* [THE REQUEST]: Your reply should be one number: the count of lines holding the word "username".

* [GIVEN RECORDS]:

○ ○ ○ ○

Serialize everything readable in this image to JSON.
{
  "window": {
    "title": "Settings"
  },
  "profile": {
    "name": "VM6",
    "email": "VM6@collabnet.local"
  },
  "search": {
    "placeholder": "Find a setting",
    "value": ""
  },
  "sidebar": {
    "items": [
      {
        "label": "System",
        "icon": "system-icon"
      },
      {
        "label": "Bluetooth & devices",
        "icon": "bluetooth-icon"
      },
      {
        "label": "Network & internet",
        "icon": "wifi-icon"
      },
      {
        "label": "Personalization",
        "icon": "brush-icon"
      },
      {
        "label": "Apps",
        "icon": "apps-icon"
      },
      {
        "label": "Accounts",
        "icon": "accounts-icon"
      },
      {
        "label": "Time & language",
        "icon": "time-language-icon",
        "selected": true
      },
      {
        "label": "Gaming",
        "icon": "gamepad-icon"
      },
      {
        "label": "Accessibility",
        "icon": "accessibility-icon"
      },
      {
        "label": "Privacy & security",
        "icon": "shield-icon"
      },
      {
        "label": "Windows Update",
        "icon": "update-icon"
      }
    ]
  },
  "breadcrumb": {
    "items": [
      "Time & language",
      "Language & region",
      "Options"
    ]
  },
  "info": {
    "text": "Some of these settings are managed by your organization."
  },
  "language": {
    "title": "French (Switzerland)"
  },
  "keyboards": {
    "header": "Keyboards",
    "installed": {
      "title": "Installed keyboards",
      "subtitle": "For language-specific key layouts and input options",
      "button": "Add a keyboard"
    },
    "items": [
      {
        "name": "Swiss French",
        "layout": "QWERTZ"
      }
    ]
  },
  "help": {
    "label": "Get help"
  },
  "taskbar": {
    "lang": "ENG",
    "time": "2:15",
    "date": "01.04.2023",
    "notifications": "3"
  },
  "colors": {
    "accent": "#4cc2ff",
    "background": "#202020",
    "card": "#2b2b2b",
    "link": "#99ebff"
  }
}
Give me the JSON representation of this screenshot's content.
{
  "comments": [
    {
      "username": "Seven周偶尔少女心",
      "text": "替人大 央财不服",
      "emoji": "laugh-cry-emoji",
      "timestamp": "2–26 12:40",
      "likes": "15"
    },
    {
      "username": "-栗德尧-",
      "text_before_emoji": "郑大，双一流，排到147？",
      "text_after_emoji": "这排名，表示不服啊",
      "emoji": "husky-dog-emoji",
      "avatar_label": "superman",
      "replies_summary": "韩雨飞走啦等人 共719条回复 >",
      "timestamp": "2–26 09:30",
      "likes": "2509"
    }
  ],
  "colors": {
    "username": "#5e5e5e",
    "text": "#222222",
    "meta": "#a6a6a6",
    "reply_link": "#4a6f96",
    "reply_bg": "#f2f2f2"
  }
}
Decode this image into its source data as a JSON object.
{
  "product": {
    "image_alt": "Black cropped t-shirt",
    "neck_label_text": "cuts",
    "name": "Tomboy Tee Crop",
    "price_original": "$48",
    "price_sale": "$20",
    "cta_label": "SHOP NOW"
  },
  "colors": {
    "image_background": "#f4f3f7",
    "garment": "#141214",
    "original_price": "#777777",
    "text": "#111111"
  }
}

○ ○ ○ ○

* [TASK ANSWER]: 3